Your instructions. Each of the entries should be retyped precisely as it appears.

Stored data entries:
▼
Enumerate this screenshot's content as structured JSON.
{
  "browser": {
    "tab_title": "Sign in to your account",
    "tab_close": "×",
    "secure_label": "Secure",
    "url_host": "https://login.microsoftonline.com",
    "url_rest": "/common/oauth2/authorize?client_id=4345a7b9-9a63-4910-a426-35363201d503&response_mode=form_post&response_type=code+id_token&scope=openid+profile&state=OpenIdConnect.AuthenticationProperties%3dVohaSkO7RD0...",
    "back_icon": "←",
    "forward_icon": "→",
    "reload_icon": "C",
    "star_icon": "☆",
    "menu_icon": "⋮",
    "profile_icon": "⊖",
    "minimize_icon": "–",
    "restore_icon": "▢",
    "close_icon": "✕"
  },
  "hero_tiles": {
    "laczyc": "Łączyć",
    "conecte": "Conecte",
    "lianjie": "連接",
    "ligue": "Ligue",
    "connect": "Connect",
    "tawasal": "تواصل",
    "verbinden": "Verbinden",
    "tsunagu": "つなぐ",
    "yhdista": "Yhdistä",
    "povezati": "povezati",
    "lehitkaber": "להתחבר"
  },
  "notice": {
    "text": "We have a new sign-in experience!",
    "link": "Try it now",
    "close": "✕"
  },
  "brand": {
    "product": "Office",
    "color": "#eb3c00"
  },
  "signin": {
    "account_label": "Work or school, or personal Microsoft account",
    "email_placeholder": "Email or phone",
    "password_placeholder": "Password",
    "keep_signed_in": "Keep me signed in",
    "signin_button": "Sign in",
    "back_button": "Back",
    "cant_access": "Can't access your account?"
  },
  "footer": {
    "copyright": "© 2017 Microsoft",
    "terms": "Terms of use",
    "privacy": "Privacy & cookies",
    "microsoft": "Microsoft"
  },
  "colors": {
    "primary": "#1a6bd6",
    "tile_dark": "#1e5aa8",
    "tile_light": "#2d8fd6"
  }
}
▲
Complete output.
Enumerate this screenshot's content as structured JSON.
{
  "browser": {
    "tab_title": "Sign in to your account",
    "tab_close": "×",
    "secure_label": "Secure",
    "url_host": "https://login.microsoftonline.com",
    "url_rest": "/common/oauth2/authorize?client_id=4345a7b9-9a63-4910-a426-35363201d503&response_mode=form_post&response_type=code+id_token&scope=openid+profile&state=OpenIdConnect.AuthenticationProperties%3dVohaSkO7RD0...",
    "back_icon": "←",
    "forward_icon": "→",
    "reload_icon": "C",
    "star_icon": "☆",
    "menu_icon": "⋮",
    "profile_icon": "⊖",
    "minimize_icon": "–",
    "restore_icon": "▢",
    "close_icon": "✕"
  },
  "hero_tiles": {
    "laczyc": "Łączyć",
    "conecte": "Conecte",
    "lianjie": "連接",
    "ligue": "Ligue",
    "connect": "Connect",
    "tawasal": "تواصل",
    "verbinden": "Verbinden",
    "tsunagu": "つなぐ",
    "yhdista": "Yhdistä",
    "povezati": "povezati",
    "lehitkaber": "להתחבר"
  },
  "notice": {
    "text": "We have a new sign-in experience!",
    "link": "Try it now",
    "close": "✕"
  },
  "brand": {
    "product": "Office",
    "color": "#eb3c00"
  },
  "signin": {
    "account_label": "Work or school, or personal Microsoft account",
    "email_placeholder": "Email or phone",
    "password_placeholder": "Password",
    "keep_signed_in": "Keep me signed in",
    "signin_button": "Sign in",
    "back_button": "Back",
    "cant_access": "Can't access your account?"
  },
  "footer": {
    "copyright": "© 2017 Microsoft",
    "terms": "Terms of use",
    "privacy": "Privacy & cookies",
    "microsoft": "Microsoft"
  },
  "colors": {
    "primary": "#1a6bd6",
    "tile_dark": "#1e5aa8",
    "tile_light": "#2d8fd6"
  }
}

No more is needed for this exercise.